→ Given text
From Antarctica to the Arctic, the world’s ice is melting faster than ever, according to a new global satellite survey that calculated the amount of ice lost from a generation of rising temperatures.

Between 1994 and 2017, the Earth lost 28 trillion metric tons of ice, the survey showed. That is an amount roughly equivalent to a sheet of ice 100 meters thick covering the state of Michigan or the entire U.K.—and the meltwater from so much ice loss has raised the sea level just over an inch or so world-wide, the scientists said.

“It’s such a huge amount it’s hard to imagine it,” said

Thomas Slater,

a research fellow at the U.K.’s University of Leeds Centre for Polar Observation and Modelling and the lead author of a paper describing the new research. “Ice plays a crucial role in regulating the global climate, and losses will increase the frequency of extreme weather events such as flooding, fires, storm surges and heat waves.”

The paper was published Monday in the European Geophysical Union’s journal the Cryosphere.




Adding up the loss from glaciers, ice shelves, polar ice caps and sea ice, Dr. Slater and his colleagues determined that the rate of global melting has accelerated 65% since the 1990s.

The ice loss has grown from 0.8 trillion tons a year to 1.3 trillion tons a year, driven by rising atmospheric and ocean temperatures resulting from greenhouse gas emissions, the scientists said. Slightly more than half the ice loss occurred in the Northern Hemisphere.

Dr. Slater and a team of eight other scientists from the University of Edinburgh, University College London and a Edinburgh-based climate data company called Earth Wave Ltd. based their findings on 50 studies of ice loss, field measurements and data from 17 satellite missions.

The researchers employed a variety of techniques to reach their conclusions. These included the use of satellite altimeters and gravity sensors to measure the volume and mass of ice on the ground below. They also used satellite imagery of ice shelves and glaciers to detect changes over the years.

“It’s a reminder that dangerous climate change is already here, in this case in the form of melting ice, rising sea level and the inundation of our coastlines,” said

Michael Mann,

a Pennsylvania State University climatologist and author of “The New Climate War.” He wasn’t involved in the research.

The new research comes as the U.S. moved last week to rejoin the Paris Agreement, an international climate accord designed to limit greenhouse-gas emissions by 2050 and keep the rise in global temperature to no more than 3.6 degrees Fahrenheit (2 degrees Celsius), compared with preindustrial levels.

Former President

Trump

officially withdrew from the accord last year after vowing to do so for several years.

The average global temperature has risen about 2 degrees Fahrenheit since the 1880s, when systematic record-keeping began, according to the National Aeronautics and Space Administration.

Last week, NASA and the European Union’s Copernicus Climate Change Service announced that Earth’s average global surface temperature in 2020 tied 2016 as the warmest year on record.

Independent studies by the National Oceanic and Atmospheric Administration and a private climate-analysis group called Berkeley Earth found that 2020 was slightly colder than 2016 but warmer than every other year since 1850.

All told, the past seven years have been the warmest in the modern record, according to NASA.

“It’s important that we keep up with the big picture for ice because the story there is very dramatic, despite the possibility that one glacier here or there might be doing something different,” said climate scientist

Gavin Schmidt,

director of the NASA Goddard Institute for Space Studies in New York.

→ Material

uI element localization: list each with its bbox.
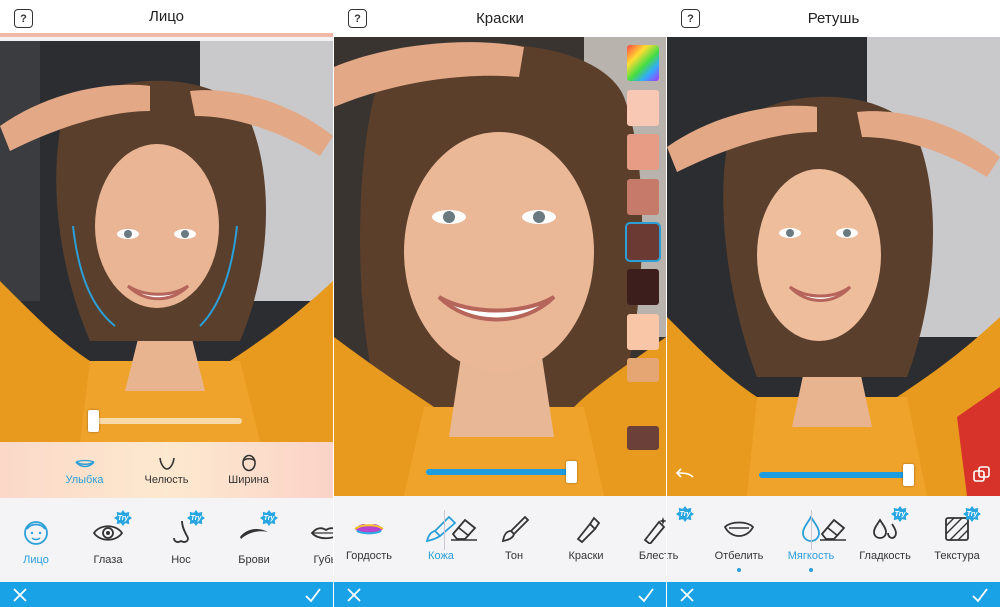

---

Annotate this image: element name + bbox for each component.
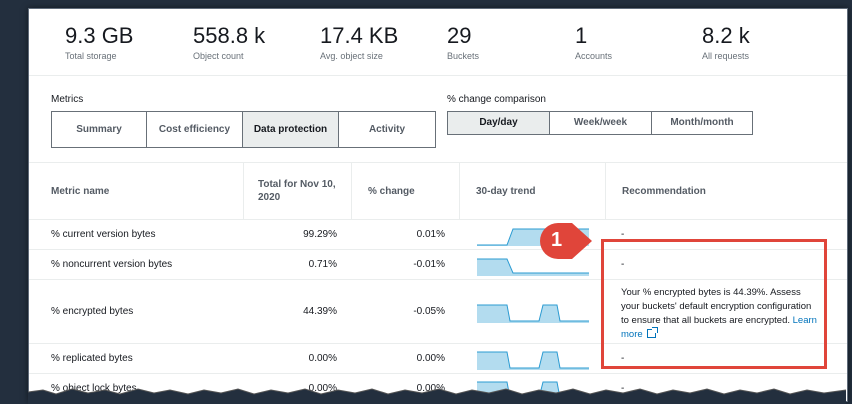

→ Task requirements
Please reproduce the passage of the ice-loss article from "The paper was" up to and including "the Northern Hemisphere.".

→ Exercise result
The paper was published Monday in the European Geophysical Union’s journal the Cryosphere.




Adding up the loss from glaciers, ice shelves, polar ice caps and sea ice, Dr. Slater and his colleagues determined that the rate of global melting has accelerated 65% since the 1990s.

The ice loss has grown from 0.8 trillion tons a year to 1.3 trillion tons a year, driven by rising atmospheric and ocean temperatures resulting from greenhouse gas emissions, the scientists said. Slightly more than half the ice loss occurred in the Northern Hemisphere.